What you need to do: Look through the lines below and extract each one that contains "الطلب".

Data entries:
+===+
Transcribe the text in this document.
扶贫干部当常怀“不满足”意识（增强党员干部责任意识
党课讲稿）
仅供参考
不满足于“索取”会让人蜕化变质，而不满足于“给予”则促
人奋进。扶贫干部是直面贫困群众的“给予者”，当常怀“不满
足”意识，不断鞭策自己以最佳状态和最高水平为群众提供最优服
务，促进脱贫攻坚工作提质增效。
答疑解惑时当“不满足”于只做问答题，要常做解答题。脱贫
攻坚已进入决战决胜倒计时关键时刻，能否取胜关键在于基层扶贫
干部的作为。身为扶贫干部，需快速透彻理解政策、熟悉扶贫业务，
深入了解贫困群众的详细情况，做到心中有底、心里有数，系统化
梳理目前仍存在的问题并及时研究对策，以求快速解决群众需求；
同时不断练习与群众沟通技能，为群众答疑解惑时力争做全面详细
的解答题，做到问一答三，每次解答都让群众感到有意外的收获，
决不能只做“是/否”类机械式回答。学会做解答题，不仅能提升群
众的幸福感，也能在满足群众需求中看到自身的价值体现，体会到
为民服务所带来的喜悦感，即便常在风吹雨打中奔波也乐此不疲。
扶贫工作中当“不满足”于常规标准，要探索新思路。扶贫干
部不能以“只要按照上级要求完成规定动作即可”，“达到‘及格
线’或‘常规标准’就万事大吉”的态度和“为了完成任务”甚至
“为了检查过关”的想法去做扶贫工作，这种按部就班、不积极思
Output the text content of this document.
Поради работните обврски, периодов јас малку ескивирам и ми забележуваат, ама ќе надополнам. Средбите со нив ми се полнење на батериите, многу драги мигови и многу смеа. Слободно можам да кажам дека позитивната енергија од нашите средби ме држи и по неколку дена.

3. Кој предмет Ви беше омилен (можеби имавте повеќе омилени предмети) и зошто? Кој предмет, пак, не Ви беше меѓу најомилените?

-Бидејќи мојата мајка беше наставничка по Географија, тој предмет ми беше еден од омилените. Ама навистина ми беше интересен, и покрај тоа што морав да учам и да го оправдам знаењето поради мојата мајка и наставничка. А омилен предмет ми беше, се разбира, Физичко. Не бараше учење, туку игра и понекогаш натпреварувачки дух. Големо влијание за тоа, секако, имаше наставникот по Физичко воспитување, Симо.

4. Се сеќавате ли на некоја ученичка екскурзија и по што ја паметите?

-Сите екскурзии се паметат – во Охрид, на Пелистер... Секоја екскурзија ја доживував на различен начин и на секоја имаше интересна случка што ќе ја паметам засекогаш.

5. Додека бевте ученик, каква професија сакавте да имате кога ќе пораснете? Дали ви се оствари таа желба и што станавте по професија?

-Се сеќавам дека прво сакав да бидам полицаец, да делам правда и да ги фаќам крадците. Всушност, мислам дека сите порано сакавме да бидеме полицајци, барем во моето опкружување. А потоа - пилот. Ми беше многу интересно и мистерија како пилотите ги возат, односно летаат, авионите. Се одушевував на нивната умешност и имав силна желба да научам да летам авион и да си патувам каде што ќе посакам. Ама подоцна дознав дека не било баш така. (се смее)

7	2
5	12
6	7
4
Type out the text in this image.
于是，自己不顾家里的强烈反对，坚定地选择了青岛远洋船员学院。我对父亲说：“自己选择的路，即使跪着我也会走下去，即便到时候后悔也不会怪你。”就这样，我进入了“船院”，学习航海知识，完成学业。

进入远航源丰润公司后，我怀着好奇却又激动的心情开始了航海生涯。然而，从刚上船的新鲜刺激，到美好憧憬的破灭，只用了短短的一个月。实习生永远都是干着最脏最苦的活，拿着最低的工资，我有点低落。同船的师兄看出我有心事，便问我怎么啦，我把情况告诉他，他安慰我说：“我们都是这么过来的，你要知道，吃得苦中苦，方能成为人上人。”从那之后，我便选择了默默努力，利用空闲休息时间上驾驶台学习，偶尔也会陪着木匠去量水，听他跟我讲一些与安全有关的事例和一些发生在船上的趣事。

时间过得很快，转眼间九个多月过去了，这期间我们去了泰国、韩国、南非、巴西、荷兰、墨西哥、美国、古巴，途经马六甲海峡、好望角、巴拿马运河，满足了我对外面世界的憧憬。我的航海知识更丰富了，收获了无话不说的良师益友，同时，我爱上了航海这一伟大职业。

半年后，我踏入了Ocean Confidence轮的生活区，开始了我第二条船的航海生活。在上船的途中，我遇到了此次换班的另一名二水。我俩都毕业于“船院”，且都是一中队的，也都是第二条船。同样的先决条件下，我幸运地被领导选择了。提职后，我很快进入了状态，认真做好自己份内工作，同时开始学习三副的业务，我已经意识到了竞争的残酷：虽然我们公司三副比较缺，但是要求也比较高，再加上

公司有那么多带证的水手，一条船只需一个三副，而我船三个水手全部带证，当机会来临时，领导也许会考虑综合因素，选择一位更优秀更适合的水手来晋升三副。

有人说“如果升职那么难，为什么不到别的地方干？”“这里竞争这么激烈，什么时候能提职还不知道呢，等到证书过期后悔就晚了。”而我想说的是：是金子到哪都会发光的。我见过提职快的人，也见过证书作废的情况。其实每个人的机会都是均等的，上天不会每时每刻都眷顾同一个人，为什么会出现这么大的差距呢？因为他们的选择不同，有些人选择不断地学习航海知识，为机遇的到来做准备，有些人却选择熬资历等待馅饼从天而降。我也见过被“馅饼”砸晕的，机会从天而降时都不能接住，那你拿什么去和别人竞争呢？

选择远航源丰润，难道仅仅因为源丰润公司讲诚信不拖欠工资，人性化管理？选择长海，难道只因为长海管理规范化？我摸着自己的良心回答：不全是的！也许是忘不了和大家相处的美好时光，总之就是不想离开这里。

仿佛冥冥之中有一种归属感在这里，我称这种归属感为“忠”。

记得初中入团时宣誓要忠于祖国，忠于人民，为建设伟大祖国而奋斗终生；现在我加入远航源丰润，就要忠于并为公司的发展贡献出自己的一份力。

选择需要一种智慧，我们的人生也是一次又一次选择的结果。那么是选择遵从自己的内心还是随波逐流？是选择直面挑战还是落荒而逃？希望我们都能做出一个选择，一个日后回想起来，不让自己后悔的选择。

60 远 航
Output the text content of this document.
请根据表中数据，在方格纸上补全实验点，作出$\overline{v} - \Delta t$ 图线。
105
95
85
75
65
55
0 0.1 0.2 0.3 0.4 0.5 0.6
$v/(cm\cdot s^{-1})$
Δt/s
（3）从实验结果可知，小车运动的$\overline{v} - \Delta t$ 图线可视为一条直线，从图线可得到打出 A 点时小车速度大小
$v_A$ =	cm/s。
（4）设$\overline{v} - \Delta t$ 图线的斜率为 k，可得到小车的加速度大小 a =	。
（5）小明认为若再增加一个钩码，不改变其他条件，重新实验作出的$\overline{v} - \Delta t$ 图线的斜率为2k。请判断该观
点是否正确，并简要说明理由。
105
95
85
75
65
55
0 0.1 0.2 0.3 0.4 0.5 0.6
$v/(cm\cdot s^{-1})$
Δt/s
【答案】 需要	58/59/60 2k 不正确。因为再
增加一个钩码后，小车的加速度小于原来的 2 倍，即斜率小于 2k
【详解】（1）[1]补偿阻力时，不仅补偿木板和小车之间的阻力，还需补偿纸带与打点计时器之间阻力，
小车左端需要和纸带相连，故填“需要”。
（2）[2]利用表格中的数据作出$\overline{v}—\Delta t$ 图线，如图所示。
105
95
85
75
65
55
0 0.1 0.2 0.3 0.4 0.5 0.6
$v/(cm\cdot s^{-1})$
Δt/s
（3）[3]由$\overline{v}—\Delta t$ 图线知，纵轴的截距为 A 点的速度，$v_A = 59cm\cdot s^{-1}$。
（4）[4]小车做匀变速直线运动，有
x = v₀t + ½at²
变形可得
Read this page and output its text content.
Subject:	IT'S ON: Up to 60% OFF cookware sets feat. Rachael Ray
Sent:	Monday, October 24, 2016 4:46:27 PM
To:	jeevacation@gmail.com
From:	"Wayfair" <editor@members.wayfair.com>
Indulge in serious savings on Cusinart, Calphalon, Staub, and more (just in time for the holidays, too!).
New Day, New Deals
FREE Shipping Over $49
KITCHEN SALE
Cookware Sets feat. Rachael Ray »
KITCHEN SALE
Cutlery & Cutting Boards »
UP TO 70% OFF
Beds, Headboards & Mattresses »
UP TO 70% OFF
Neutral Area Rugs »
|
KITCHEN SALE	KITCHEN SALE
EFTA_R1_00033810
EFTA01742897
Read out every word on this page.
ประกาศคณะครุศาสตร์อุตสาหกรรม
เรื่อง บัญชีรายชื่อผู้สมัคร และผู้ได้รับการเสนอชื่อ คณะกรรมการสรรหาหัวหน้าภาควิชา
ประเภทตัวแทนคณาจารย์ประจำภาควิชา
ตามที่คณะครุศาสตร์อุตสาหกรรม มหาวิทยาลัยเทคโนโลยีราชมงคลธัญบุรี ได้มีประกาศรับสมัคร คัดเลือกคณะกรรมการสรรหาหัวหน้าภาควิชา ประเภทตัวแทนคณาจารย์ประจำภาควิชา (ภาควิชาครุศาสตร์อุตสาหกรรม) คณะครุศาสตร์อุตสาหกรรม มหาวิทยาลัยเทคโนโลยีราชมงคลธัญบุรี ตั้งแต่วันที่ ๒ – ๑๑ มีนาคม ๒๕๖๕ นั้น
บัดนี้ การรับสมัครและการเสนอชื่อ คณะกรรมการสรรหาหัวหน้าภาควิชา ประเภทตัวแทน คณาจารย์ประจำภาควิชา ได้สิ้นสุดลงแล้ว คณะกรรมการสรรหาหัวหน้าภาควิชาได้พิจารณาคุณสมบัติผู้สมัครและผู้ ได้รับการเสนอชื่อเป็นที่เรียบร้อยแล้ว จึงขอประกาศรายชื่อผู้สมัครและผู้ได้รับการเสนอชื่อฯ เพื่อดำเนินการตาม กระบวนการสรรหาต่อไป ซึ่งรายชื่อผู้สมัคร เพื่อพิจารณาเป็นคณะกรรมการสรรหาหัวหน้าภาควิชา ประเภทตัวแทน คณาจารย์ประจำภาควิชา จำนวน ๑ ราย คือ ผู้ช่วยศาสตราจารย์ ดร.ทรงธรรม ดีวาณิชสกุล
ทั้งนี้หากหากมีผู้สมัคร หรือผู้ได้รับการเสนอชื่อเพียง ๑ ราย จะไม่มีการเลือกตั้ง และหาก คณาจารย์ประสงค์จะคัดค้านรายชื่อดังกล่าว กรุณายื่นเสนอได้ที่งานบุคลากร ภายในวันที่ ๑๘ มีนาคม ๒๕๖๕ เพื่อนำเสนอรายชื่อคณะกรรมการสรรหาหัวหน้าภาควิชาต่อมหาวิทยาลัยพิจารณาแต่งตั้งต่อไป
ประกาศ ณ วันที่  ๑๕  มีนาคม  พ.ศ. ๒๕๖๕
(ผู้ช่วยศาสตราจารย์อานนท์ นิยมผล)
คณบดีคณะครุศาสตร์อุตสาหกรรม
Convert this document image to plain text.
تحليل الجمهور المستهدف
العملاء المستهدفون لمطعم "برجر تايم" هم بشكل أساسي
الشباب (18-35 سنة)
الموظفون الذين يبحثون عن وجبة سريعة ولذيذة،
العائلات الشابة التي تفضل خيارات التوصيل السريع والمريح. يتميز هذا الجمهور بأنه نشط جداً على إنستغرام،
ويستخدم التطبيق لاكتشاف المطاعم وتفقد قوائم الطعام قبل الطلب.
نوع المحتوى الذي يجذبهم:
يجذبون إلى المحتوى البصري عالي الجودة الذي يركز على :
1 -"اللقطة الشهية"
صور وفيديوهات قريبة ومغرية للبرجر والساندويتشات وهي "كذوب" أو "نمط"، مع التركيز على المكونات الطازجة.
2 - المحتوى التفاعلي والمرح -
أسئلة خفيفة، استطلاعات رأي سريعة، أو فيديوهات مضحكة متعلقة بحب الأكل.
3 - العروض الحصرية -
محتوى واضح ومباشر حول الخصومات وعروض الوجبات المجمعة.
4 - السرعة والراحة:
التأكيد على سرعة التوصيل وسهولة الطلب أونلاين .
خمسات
+===+
Problem solution:
ويستخدم التطبيق لاكتشاف المطاعم وتفقد قوائم الطعام قبل الطلب.
التأكيد على سرعة التوصيل وسهولة الطلب أونلاين .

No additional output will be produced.